Excerpt to read:
..........
Tatalina LRRS Airport  is a military airstrip located seven nautical miles (8.1 miles; 13 km) south of Takotna, in the Yukon–Koyukuk Census Area of the U.S. state of Alaska. The airstrip is also located  west-southwest of McGrath, Alaska. It is not open for public use.

Overview
Tatalina Airport is a United States Air Force military airstrip. Its mission is to provide access to the Tatalina Long Range Radar Site for servicing and other requirements.

The airstrip was constructed as part of the construction of the Tatalina Air Force Station. During the station's operational use as a manned radar station, it provided transportation for station personnel and for supplies and equipment to be airlifted to the station. With the manned radar station's closure in 1983, the airstrip now provides access to the unattended site for maintenance personnel and other requirements.
..........
Written exercise 1: Could you retype the entries starting with the line that contains "star-icon: ★ [557, 181, 575, 203]" and going on through the line that contains "filter-separator: | [141, 58, 146, 71]"?

Image element box entries
..........
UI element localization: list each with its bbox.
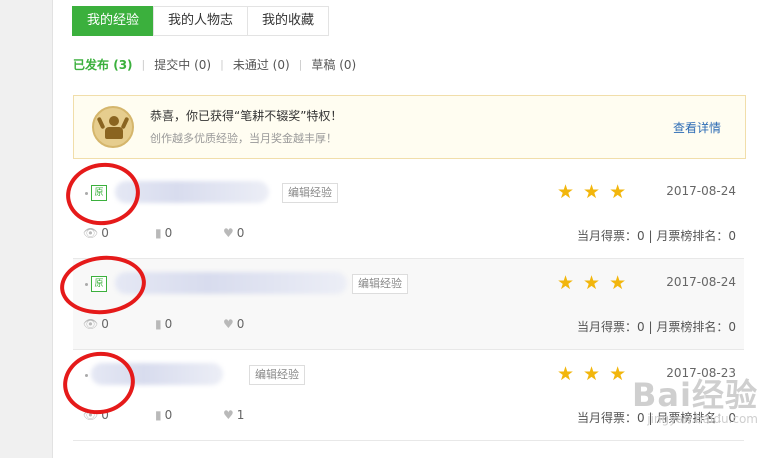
star-icon: ★ [557, 181, 575, 203]
bar-chart-icon: ▮ [155, 317, 162, 331]
award-banner: 恭喜，你已获得“笔耕不辍奖”特权！ 创作越多优质经验，当月奖金越丰厚！ 查看详情 [73, 95, 746, 159]
star-rating: ★ ★ ★ [557, 364, 635, 384]
view-count: 👁 0 [83, 226, 109, 240]
vote-count: ▮ 0 [155, 408, 173, 422]
experience-row: 原 编辑经验 ★ ★ ★ 2017-08-24 👁 0 ▮ 0 ♥ 0 当月得票：0 | … [73, 259, 744, 350]
filter-separator: | [220, 58, 224, 71]
status-filter-bar: 已发布 (3) | 提交中 (0) | 未通过 (0) | 草稿 (0) [73, 56, 356, 73]
star-icon: ★ [583, 363, 601, 385]
tab-bar: 我的经验 我的人物志 我的收藏 [72, 6, 330, 36]
blurred-title[interactable] [115, 272, 347, 294]
edit-experience-button[interactable]: 编辑经验 [282, 183, 338, 203]
publish-date: 2017-08-24 [666, 275, 736, 289]
star-icon: ★ [609, 363, 627, 385]
heart-icon: ♥ [223, 317, 234, 331]
view-details-link[interactable]: 查看详情 [673, 119, 721, 136]
heart-icon: ♥ [223, 226, 234, 240]
filter-rejected[interactable]: 未通过 (0) [233, 56, 290, 73]
eye-icon: 👁 [83, 226, 99, 240]
edit-experience-button[interactable]: 编辑经验 [249, 365, 305, 385]
like-count: ♥ 0 [223, 317, 245, 331]
left-sidebar [0, 0, 53, 458]
star-rating: ★ ★ ★ [557, 273, 635, 293]
filter-submitting[interactable]: 提交中 (0) [154, 56, 211, 73]
baidu-watermark: Bai经验 jingyan.baidu.com [632, 376, 758, 426]
edit-experience-button[interactable]: 编辑经验 [352, 274, 408, 294]
banner-subtitle: 创作越多优质经验，当月奖金越丰厚！ [150, 132, 337, 145]
star-icon: ★ [583, 272, 601, 294]
like-count: ♥ 1 [223, 408, 245, 422]
monthly-votes: 当月得票：0 | 月票榜排名：0 [577, 229, 736, 243]
star-icon: ★ [557, 272, 575, 294]
filter-published[interactable]: 已发布 (3) [73, 56, 133, 73]
tab-my-favorites[interactable]: 我的收藏 [247, 6, 330, 36]
experience-row: 原 编辑经验 ★ ★ ★ 2017-08-24 👁 0 ▮ 0 ♥ 0 当月得票：0 | … [73, 168, 744, 259]
bar-chart-icon: ▮ [155, 408, 162, 422]
filter-separator: | [141, 58, 146, 71]
star-rating: ★ ★ ★ [557, 182, 635, 202]
star-icon: ★ [583, 181, 601, 203]
star-icon: ★ [609, 272, 627, 294]
star-icon: ★ [609, 181, 627, 203]
award-medal-icon [92, 106, 134, 148]
banner-title: 恭喜，你已获得“笔耕不辍奖”特权！ [150, 109, 343, 123]
view-count: 👁 0 [83, 317, 109, 331]
vote-count: ▮ 0 [155, 226, 173, 240]
filter-separator: | [298, 58, 303, 71]
monthly-votes: 当月得票：0 | 月票榜排名：0 [577, 320, 736, 334]
publish-date: 2017-08-24 [666, 184, 736, 198]
eye-icon: 👁 [83, 317, 99, 331]
like-count: ♥ 0 [223, 226, 245, 240]
filter-drafts[interactable]: 草稿 (0) [311, 56, 356, 73]
tab-my-profile[interactable]: 我的人物志 [153, 6, 249, 36]
star-icon: ★ [557, 363, 575, 385]
bar-chart-icon: ▮ [155, 226, 162, 240]
vote-count: ▮ 0 [155, 317, 173, 331]
heart-icon: ♥ [223, 408, 234, 422]
tab-my-experience[interactable]: 我的经验 [72, 6, 155, 36]
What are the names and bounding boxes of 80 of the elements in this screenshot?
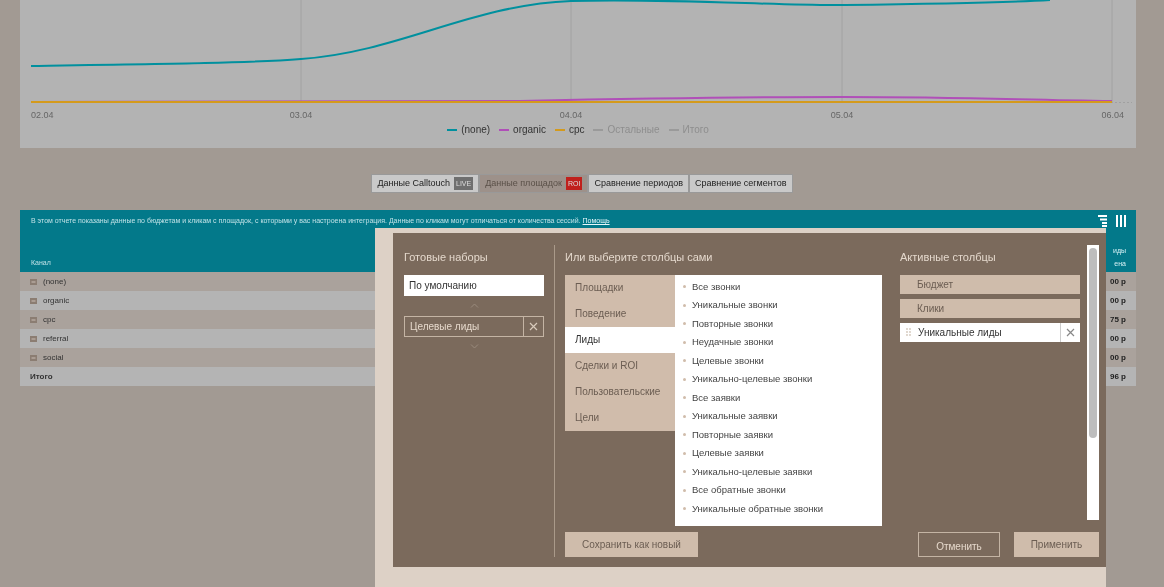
row-label: organic [43,294,70,307]
sort-icon[interactable] [1098,215,1107,227]
bullet-icon [683,488,686,492]
section-title: Активные столбцы [900,250,997,265]
row-label: Итого [30,370,53,383]
collapse-icon[interactable] [30,297,37,304]
table-cell: 75 р [1110,313,1126,326]
close-icon [1066,327,1075,337]
bullet-icon [683,396,686,400]
table-cell: 96 р [1110,370,1126,383]
tab[interactable]: Сравнение сегментов [689,174,793,193]
active-column-item[interactable]: Клики [900,298,1080,318]
bullet-icon [683,377,686,381]
axis-label: 03.04 [289,110,313,120]
chevron-up-icon[interactable] [469,303,479,308]
bullet-icon [683,470,686,474]
axis-label: 05.04 [830,110,854,120]
metric-item[interactable]: Целевые звонки [692,353,764,368]
section-title: Готовые наборы [404,250,489,265]
table-cell: 00 р [1110,351,1126,364]
category-item[interactable]: Пользовательские [565,378,675,405]
chevron-down-icon[interactable] [469,344,479,349]
axis-label: 04.04 [559,110,583,120]
metric-item[interactable]: Повторные звонки [692,316,774,331]
metric-item[interactable]: Целевые заявки [692,446,764,461]
legend-item[interactable]: cpc [554,122,585,137]
collapse-icon[interactable] [30,354,37,361]
metric-item[interactable]: Неудачные звонки [692,335,774,350]
category-item[interactable]: Цели [565,404,675,431]
legend-item[interactable]: (none) [447,122,491,137]
apply-button[interactable]: Применить [1014,532,1099,557]
bullet-icon [683,433,686,437]
scrollbar[interactable] [1087,245,1099,520]
category-item[interactable]: Сделки и ROI [565,352,675,379]
bullet-icon [683,451,686,455]
axis-label: 06.04 [1101,110,1124,120]
metric-item[interactable]: Уникальные обратные звонки [692,501,824,516]
preset-item[interactable]: По умолчанию [404,274,544,296]
bullet-icon [683,507,686,511]
metric-item[interactable]: Все обратные звонки [692,483,786,498]
metric-item[interactable]: Уникальные заявки [692,409,778,424]
bullet-icon [683,340,686,344]
row-label: social [43,351,64,364]
table-cell: 00 р [1110,332,1126,345]
tab-label: Данные Calltouch [377,178,450,189]
section-title: Или выберите столбцы сами [565,250,714,265]
axis-label: 02.04 [31,110,54,120]
table-cell: 00 р [1110,275,1126,288]
metric-item[interactable]: Повторные заявки [692,427,774,442]
row-label: (none) [43,275,67,288]
bullet-icon [683,303,686,307]
close-icon [529,321,538,331]
active-column-item[interactable]: Бюджет [900,274,1080,294]
collapse-icon[interactable] [30,335,37,342]
category-item[interactable]: Поведение [565,300,675,327]
metric-item[interactable]: Уникально-целевые заявки [692,464,813,479]
bullet-icon [683,322,686,326]
metric-item[interactable]: Уникальные звонки [692,298,778,313]
tab[interactable]: Сравнение периодов [588,174,689,193]
metric-item[interactable]: Все заявки [692,390,741,405]
active-column-item[interactable]: Уникальные лиды [900,322,1080,342]
tab-label: Данные площадок [485,178,563,189]
metric-item[interactable]: Все звонки [692,279,741,294]
category-item[interactable]: Площадки [565,274,675,301]
legend-item[interactable]: organic [499,122,546,137]
cancel-button[interactable]: Отменить [918,532,1000,557]
row-label: cpc [43,313,56,326]
table-cell: 00 р [1110,294,1126,307]
category-item[interactable]: Лиды [565,326,675,353]
bullet-icon [683,414,686,418]
collapse-icon[interactable] [30,316,37,323]
bullet-icon [683,359,686,363]
scrollbar-thumb[interactable] [1089,248,1097,438]
save-button[interactable]: Сохранить как новый [565,532,698,557]
metric-item[interactable]: Уникально-целевые звонки [692,372,813,387]
bullet-icon [683,285,686,289]
collapse-icon[interactable] [30,278,37,285]
columns-icon[interactable] [1116,215,1126,227]
preset-item[interactable]: Целевые лиды [404,315,544,337]
row-label: referral [43,332,69,345]
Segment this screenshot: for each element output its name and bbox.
..........
Written exercise 2: Can you write out the passage on Tatalina Airport again, starting with "Tatalina LRRS Airport" and going on through "servicing and other requirements.", but switch every "airstrip" to "landing strip"?

Task response 1:
star-icon: ★ [557, 181, 575, 203]
bar-chart-icon: ▮ [155, 317, 162, 331]
award-banner: 恭喜，你已获得“笔耕不辍奖”特权！ 创作越多优质经验，当月奖金越丰厚！ 查看详情 [73, 95, 746, 159]
star-rating: ★ ★ ★ [557, 364, 635, 384]
view-count: 👁 0 [83, 226, 109, 240]
vote-count: ▮ 0 [155, 408, 173, 422]
experience-row: 原 编辑经验 ★ ★ ★ 2017-08-24 👁 0 ▮ 0 ♥ 0 当月得票：0 | … [73, 259, 744, 350]
filter-separator: | [220, 58, 224, 71]
status-filter-bar: 已发布 (3) | 提交中 (0) | 未通过 (0) | 草稿 (0) [73, 56, 356, 73]
star-icon: ★ [583, 363, 601, 385]
tab-bar: 我的经验 我的人物志 我的收藏 [72, 6, 330, 36]
blurred-title[interactable] [115, 272, 347, 294]
edit-experience-button[interactable]: 编辑经验 [282, 183, 338, 203]
publish-date: 2017-08-24 [666, 275, 736, 289]
star-icon: ★ [609, 363, 627, 385]
heart-icon: ♥ [223, 317, 234, 331]
view-details-link[interactable]: 查看详情 [673, 119, 721, 136]
heart-icon: ♥ [223, 226, 234, 240]
filter-rejected[interactable]: 未通过 (0) [233, 56, 290, 73]
eye-icon: 👁 [83, 226, 99, 240]
edit-experience-button[interactable]: 编辑经验 [249, 365, 305, 385]
like-count: ♥ 0 [223, 317, 245, 331]
left-sidebar [0, 0, 53, 458]
star-rating: ★ ★ ★ [557, 273, 635, 293]
filter-submitting[interactable]: 提交中 (0) [154, 56, 211, 73]
baidu-watermark: Bai经验 jingyan.baidu.com [632, 376, 758, 426]
edit-experience-button[interactable]: 编辑经验 [352, 274, 408, 294]
banner-subtitle: 创作越多优质经验，当月奖金越丰厚！ [150, 132, 337, 145]
star-icon: ★ [583, 272, 601, 294]
like-count: ♥ 1 [223, 408, 245, 422]
monthly-votes: 当月得票：0 | 月票榜排名：0 [577, 229, 736, 243]
star-icon: ★ [557, 272, 575, 294]
filter-published[interactable]: 已发布 (3) [73, 56, 133, 73]
tab-my-favorites[interactable]: 我的收藏 [247, 6, 330, 36]
experience-row: 原 编辑经验 ★ ★ ★ 2017-08-24 👁 0 ▮ 0 ♥ 0 当月得票：0 | … [73, 168, 744, 259]
bar-chart-icon: ▮ [155, 408, 162, 422]
filter-separator: | [141, 58, 146, 71]

Task response 2:
Tatalina LRRS Airport  is a military landing strip located seven nautical miles (8.1 miles; 13 km) south of Takotna, in the Yukon–Koyukuk Census Area of the U.S. state of Alaska. The landing strip is also located  west-southwest of McGrath, Alaska. It is not open for public use.

Overview
Tatalina Airport is a United States Air Force military landing strip. Its mission is to provide access to the Tatalina Long Range Radar Site for servicing and other requirements.